◆ **TASK TO CARRY OUT**: In the copy, include every entry exactly but none of the images.
———
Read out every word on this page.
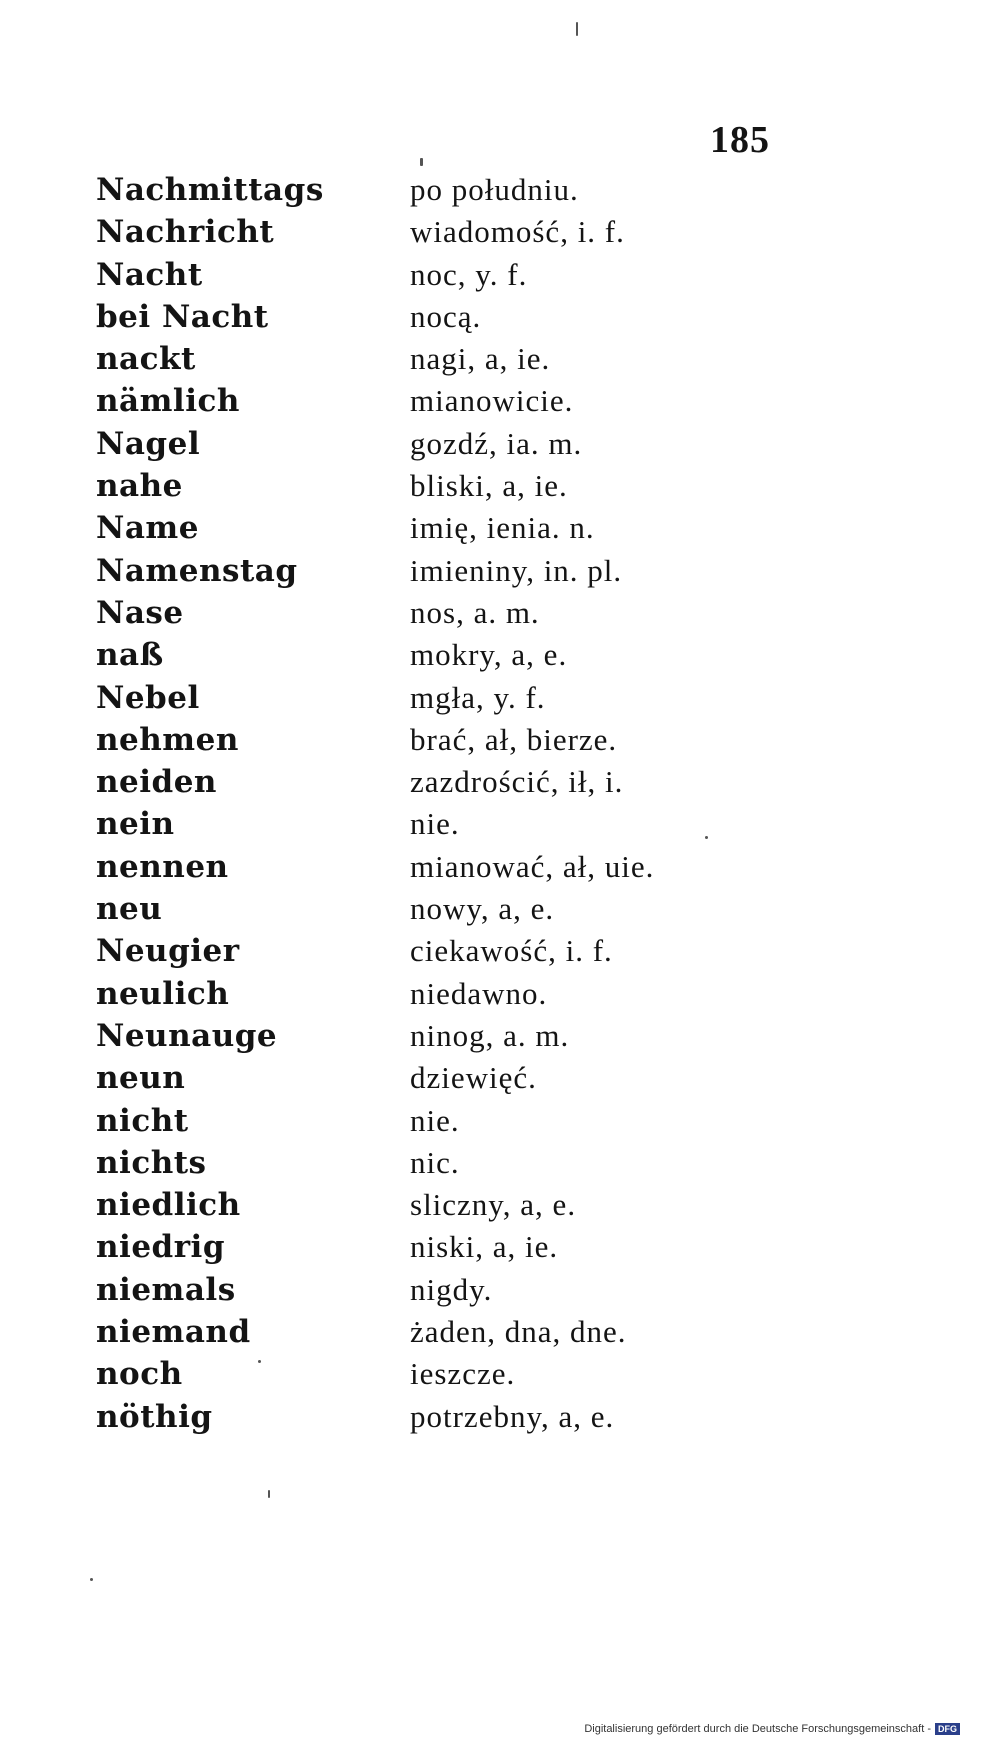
185
Nachmittags	po południu.
Nachricht	wiadomość, i. f.
Nacht	noc, y. f.
bei Nacht	nocą.
nackt	nagi, a, ie.
nämlich	mianowicie.
Nagel	gozdź, ia. m.
nahe	bliski, a, ie.
Name	imię, ienia. n.
Namenstag	imieniny, in. pl.
Nase	nos, a. m.
naß	mokry, a, e.
Nebel	mgła, y. f.
nehmen	brać, ał, bierze.
neiden	zazdrościć, ił, i.
nein	nie.
nennen	mianować, ał, uie.
neu	nowy, a, e.
Neugier	ciekawość, i. f.
neulich	niedawno.
Neunauge	ninog, a. m.
neun	dziewięć.
nicht	nie.
nichts	nic.
niedlich	sliczny, a, e.
niedrig	niski, a, ie.
niemals	nigdy.
niemand	żaden, dna, dne.
noch	ieszcze.
nöthig	potrzebny, a, e.
Digitalisierung gefördert durch die Deutsche Forschungsgemeinschaft - DFG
———
◆ **TASK ANSWER**:
Read out every word on this page.
185
Nachmittags	po południu.
Nachricht	wiadomość, i. f.
Nacht	noc, y. f.
bei Nacht	nocą.
nackt	nagi, a, ie.
nämlich	mianowicie.
Nagel	gozdź, ia. m.
nahe	bliski, a, ie.
Name	imię, ienia. n.
Namenstag	imieniny, in. pl.
Nase	nos, a. m.
naß	mokry, a, e.
Nebel	mgła, y. f.
nehmen	brać, ał, bierze.
neiden	zazdrościć, ił, i.
nein	nie.
nennen	mianować, ał, uie.
neu	nowy, a, e.
Neugier	ciekawość, i. f.
neulich	niedawno.
Neunauge	ninog, a. m.
neun	dziewięć.
nicht	nie.
nichts	nic.
niedlich	sliczny, a, e.
niedrig	niski, a, ie.
niemals	nigdy.
niemand	żaden, dna, dne.
noch	ieszcze.
nöthig	potrzebny, a, e.
Digitalisierung gefördert durch die Deutsche Forschungsgemeinschaft - DFG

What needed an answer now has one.